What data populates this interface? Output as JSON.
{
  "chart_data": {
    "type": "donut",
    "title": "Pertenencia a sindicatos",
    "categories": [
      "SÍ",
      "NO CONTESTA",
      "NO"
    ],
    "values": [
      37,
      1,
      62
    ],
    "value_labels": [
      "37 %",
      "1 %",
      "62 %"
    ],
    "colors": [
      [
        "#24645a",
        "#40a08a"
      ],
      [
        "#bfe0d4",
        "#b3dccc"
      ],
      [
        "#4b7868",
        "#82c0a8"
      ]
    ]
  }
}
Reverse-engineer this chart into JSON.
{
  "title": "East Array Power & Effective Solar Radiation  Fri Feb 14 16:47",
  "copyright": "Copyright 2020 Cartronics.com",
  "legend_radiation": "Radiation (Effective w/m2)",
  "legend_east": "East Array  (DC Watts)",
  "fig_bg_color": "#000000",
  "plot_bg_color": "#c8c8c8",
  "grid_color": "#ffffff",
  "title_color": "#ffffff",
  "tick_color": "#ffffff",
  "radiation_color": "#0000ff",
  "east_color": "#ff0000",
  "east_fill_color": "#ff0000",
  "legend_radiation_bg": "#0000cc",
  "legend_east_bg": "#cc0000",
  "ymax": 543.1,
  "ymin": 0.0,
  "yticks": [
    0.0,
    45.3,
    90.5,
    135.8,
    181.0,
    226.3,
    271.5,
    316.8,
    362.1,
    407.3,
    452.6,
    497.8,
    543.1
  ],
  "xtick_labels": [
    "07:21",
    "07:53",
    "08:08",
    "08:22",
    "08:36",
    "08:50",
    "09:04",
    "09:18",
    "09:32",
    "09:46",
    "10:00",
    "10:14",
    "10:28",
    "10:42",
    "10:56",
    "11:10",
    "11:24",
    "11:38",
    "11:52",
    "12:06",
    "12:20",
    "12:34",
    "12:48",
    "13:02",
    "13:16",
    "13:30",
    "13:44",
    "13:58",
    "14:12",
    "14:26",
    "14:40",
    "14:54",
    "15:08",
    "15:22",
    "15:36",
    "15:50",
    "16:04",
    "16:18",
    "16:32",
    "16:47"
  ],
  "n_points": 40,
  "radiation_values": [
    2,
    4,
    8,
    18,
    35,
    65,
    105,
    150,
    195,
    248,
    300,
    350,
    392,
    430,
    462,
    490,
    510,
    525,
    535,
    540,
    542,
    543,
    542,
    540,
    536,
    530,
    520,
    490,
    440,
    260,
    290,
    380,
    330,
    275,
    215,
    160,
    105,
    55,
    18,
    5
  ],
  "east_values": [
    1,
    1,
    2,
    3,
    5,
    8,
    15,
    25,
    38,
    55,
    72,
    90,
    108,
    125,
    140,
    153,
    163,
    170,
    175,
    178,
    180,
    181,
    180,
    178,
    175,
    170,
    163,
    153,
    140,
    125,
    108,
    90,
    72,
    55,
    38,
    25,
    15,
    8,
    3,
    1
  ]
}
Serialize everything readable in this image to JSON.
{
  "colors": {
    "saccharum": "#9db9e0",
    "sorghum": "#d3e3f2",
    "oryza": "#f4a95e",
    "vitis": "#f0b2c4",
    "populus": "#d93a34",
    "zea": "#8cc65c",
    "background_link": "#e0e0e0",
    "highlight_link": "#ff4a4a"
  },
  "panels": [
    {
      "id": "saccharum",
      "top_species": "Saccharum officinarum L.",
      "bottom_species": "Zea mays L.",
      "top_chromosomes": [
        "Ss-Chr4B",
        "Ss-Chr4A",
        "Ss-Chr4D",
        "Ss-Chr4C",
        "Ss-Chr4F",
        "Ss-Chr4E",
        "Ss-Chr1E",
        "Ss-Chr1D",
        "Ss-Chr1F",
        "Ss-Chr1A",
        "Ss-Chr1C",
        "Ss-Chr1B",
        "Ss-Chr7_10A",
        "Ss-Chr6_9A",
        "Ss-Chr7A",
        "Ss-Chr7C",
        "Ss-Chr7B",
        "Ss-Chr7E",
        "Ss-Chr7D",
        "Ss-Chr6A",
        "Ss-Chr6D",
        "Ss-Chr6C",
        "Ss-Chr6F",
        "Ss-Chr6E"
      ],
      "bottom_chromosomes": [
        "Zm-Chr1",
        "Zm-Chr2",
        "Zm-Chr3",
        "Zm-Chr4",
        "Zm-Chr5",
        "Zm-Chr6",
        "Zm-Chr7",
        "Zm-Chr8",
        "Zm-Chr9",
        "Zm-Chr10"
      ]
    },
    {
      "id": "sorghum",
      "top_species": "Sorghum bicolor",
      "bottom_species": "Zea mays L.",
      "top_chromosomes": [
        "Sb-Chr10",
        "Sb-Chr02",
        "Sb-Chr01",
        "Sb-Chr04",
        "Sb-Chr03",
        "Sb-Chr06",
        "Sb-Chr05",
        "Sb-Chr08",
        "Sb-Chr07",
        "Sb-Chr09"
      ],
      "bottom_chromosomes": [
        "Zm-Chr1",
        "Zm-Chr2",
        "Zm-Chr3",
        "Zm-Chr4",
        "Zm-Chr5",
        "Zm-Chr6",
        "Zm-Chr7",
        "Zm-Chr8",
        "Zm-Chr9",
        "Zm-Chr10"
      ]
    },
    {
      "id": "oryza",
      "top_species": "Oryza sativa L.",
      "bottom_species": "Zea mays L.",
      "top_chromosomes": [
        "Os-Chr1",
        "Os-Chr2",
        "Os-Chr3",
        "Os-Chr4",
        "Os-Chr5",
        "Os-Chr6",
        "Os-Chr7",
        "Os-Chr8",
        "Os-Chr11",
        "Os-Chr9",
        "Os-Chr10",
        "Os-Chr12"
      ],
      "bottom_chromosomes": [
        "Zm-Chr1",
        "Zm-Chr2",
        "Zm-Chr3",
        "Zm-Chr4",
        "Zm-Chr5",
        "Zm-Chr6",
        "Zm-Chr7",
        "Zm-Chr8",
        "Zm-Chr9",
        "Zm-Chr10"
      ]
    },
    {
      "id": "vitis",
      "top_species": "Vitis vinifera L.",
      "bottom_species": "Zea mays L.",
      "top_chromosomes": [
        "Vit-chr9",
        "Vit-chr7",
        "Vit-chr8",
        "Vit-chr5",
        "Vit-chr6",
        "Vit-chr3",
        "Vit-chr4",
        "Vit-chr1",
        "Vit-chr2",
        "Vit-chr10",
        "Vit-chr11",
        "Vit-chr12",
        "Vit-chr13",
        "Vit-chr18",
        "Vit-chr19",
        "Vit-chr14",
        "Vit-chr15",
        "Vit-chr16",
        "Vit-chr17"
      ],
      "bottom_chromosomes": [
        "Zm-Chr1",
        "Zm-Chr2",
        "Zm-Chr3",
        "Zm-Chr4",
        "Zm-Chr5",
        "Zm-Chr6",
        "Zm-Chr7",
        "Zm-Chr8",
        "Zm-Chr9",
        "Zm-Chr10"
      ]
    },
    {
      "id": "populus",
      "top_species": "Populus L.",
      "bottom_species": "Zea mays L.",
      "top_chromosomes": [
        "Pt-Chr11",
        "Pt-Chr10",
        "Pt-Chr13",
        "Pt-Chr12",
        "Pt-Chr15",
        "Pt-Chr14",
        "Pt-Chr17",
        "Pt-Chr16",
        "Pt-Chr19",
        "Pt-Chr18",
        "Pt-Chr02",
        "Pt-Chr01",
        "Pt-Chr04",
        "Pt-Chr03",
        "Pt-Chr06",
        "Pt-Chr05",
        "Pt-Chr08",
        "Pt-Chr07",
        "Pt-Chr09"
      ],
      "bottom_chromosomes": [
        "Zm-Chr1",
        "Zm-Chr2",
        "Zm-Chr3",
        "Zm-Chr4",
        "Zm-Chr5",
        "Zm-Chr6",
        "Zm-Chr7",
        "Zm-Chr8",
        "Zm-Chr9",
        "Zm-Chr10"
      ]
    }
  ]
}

+ + + + + + +

WORK INSTRUCTIONS:
Print the records once more, exactly as they were given.

FINAL RESULT:
What data populates this interface? Output as JSON.
{
  "chart_data": {
    "type": "donut",
    "title": "Pertenencia a sindicatos",
    "categories": [
      "SÍ",
      "NO CONTESTA",
      "NO"
    ],
    "values": [
      37,
      1,
      62
    ],
    "value_labels": [
      "37 %",
      "1 %",
      "62 %"
    ],
    "colors": [
      [
        "#24645a",
        "#40a08a"
      ],
      [
        "#bfe0d4",
        "#b3dccc"
      ],
      [
        "#4b7868",
        "#82c0a8"
      ]
    ]
  }
}
Reverse-engineer this chart into JSON.
{
  "title": "East Array Power & Effective Solar Radiation  Fri Feb 14 16:47",
  "copyright": "Copyright 2020 Cartronics.com",
  "legend_radiation": "Radiation (Effective w/m2)",
  "legend_east": "East Array  (DC Watts)",
  "fig_bg_color": "#000000",
  "plot_bg_color": "#c8c8c8",
  "grid_color": "#ffffff",
  "title_color": "#ffffff",
  "tick_color": "#ffffff",
  "radiation_color": "#0000ff",
  "east_color": "#ff0000",
  "east_fill_color": "#ff0000",
  "legend_radiation_bg": "#0000cc",
  "legend_east_bg": "#cc0000",
  "ymax": 543.1,
  "ymin": 0.0,
  "yticks": [
    0.0,
    45.3,
    90.5,
    135.8,
    181.0,
    226.3,
    271.5,
    316.8,
    362.1,
    407.3,
    452.6,
    497.8,
    543.1
  ],
  "xtick_labels": [
    "07:21",
    "07:53",
    "08:08",
    "08:22",
    "08:36",
    "08:50",
    "09:04",
    "09:18",
    "09:32",
    "09:46",
    "10:00",
    "10:14",
    "10:28",
    "10:42",
    "10:56",
    "11:10",
    "11:24",
    "11:38",
    "11:52",
    "12:06",
    "12:20",
    "12:34",
    "12:48",
    "13:02",
    "13:16",
    "13:30",
    "13:44",
    "13:58",
    "14:12",
    "14:26",
    "14:40",
    "14:54",
    "15:08",
    "15:22",
    "15:36",
    "15:50",
    "16:04",
    "16:18",
    "16:32",
    "16:47"
  ],
  "n_points": 40,
  "radiation_values": [
    2,
    4,
    8,
    18,
    35,
    65,
    105,
    150,
    195,
    248,
    300,
    350,
    392,
    430,
    462,
    490,
    510,
    525,
    535,
    540,
    542,
    543,
    542,
    540,
    536,
    530,
    520,
    490,
    440,
    260,
    290,
    380,
    330,
    275,
    215,
    160,
    105,
    55,
    18,
    5
  ],
  "east_values": [
    1,
    1,
    2,
    3,
    5,
    8,
    15,
    25,
    38,
    55,
    72,
    90,
    108,
    125,
    140,
    153,
    163,
    170,
    175,
    178,
    180,
    181,
    180,
    178,
    175,
    170,
    163,
    153,
    140,
    125,
    108,
    90,
    72,
    55,
    38,
    25,
    15,
    8,
    3,
    1
  ]
}
Serialize everything readable in this image to JSON.
{
  "colors": {
    "saccharum": "#9db9e0",
    "sorghum": "#d3e3f2",
    "oryza": "#f4a95e",
    "vitis": "#f0b2c4",
    "populus": "#d93a34",
    "zea": "#8cc65c",
    "background_link": "#e0e0e0",
    "highlight_link": "#ff4a4a"
  },
  "panels": [
    {
      "id": "saccharum",
      "top_species": "Saccharum officinarum L.",
      "bottom_species": "Zea mays L.",
      "top_chromosomes": [
        "Ss-Chr4B",
        "Ss-Chr4A",
        "Ss-Chr4D",
        "Ss-Chr4C",
        "Ss-Chr4F",
        "Ss-Chr4E",
        "Ss-Chr1E",
        "Ss-Chr1D",
        "Ss-Chr1F",
        "Ss-Chr1A",
        "Ss-Chr1C",
        "Ss-Chr1B",
        "Ss-Chr7_10A",
        "Ss-Chr6_9A",
        "Ss-Chr7A",
        "Ss-Chr7C",
        "Ss-Chr7B",
        "Ss-Chr7E",
        "Ss-Chr7D",
        "Ss-Chr6A",
        "Ss-Chr6D",
        "Ss-Chr6C",
        "Ss-Chr6F",
        "Ss-Chr6E"
      ],
      "bottom_chromosomes": [
        "Zm-Chr1",
        "Zm-Chr2",
        "Zm-Chr3",
        "Zm-Chr4",
        "Zm-Chr5",
        "Zm-Chr6",
        "Zm-Chr7",
        "Zm-Chr8",
        "Zm-Chr9",
        "Zm-Chr10"
      ]
    },
    {
      "id": "sorghum",
      "top_species": "Sorghum bicolor",
      "bottom_species": "Zea mays L.",
      "top_chromosomes": [
        "Sb-Chr10",
        "Sb-Chr02",
        "Sb-Chr01",
        "Sb-Chr04",
        "Sb-Chr03",
        "Sb-Chr06",
        "Sb-Chr05",
        "Sb-Chr08",
        "Sb-Chr07",
        "Sb-Chr09"
      ],
      "bottom_chromosomes": [
        "Zm-Chr1",
        "Zm-Chr2",
        "Zm-Chr3",
        "Zm-Chr4",
        "Zm-Chr5",
        "Zm-Chr6",
        "Zm-Chr7",
        "Zm-Chr8",
        "Zm-Chr9",
        "Zm-Chr10"
      ]
    },
    {
      "id": "oryza",
      "top_species": "Oryza sativa L.",
      "bottom_species": "Zea mays L.",
      "top_chromosomes": [
        "Os-Chr1",
        "Os-Chr2",
        "Os-Chr3",
        "Os-Chr4",
        "Os-Chr5",
        "Os-Chr6",
        "Os-Chr7",
        "Os-Chr8",
        "Os-Chr11",
        "Os-Chr9",
        "Os-Chr10",
        "Os-Chr12"
      ],
      "bottom_chromosomes": [
        "Zm-Chr1",
        "Zm-Chr2",
        "Zm-Chr3",
        "Zm-Chr4",
        "Zm-Chr5",
        "Zm-Chr6",
        "Zm-Chr7",
        "Zm-Chr8",
        "Zm-Chr9",
        "Zm-Chr10"
      ]
    },
    {
      "id": "vitis",
      "top_species": "Vitis vinifera L.",
      "bottom_species": "Zea mays L.",
      "top_chromosomes": [
        "Vit-chr9",
        "Vit-chr7",
        "Vit-chr8",
        "Vit-chr5",
        "Vit-chr6",
        "Vit-chr3",
        "Vit-chr4",
        "Vit-chr1",
        "Vit-chr2",
        "Vit-chr10",
        "Vit-chr11",
        "Vit-chr12",
        "Vit-chr13",
        "Vit-chr18",
        "Vit-chr19",
        "Vit-chr14",
        "Vit-chr15",
        "Vit-chr16",
        "Vit-chr17"
      ],
      "bottom_chromosomes": [
        "Zm-Chr1",
        "Zm-Chr2",
        "Zm-Chr3",
        "Zm-Chr4",
        "Zm-Chr5",
        "Zm-Chr6",
        "Zm-Chr7",
        "Zm-Chr8",
        "Zm-Chr9",
        "Zm-Chr10"
      ]
    },
    {
      "id": "populus",
      "top_species": "Populus L.",
      "bottom_species": "Zea mays L.",
      "top_chromosomes": [
        "Pt-Chr11",
        "Pt-Chr10",
        "Pt-Chr13",
        "Pt-Chr12",
        "Pt-Chr15",
        "Pt-Chr14",
        "Pt-Chr17",
        "Pt-Chr16",
        "Pt-Chr19",
        "Pt-Chr18",
        "Pt-Chr02",
        "Pt-Chr01",
        "Pt-Chr04",
        "Pt-Chr03",
        "Pt-Chr06",
        "Pt-Chr05",
        "Pt-Chr08",
        "Pt-Chr07",
        "Pt-Chr09"
      ],
      "bottom_chromosomes": [
        "Zm-Chr1",
        "Zm-Chr2",
        "Zm-Chr3",
        "Zm-Chr4",
        "Zm-Chr5",
        "Zm-Chr6",
        "Zm-Chr7",
        "Zm-Chr8",
        "Zm-Chr9",
        "Zm-Chr10"
      ]
    }
  ]
}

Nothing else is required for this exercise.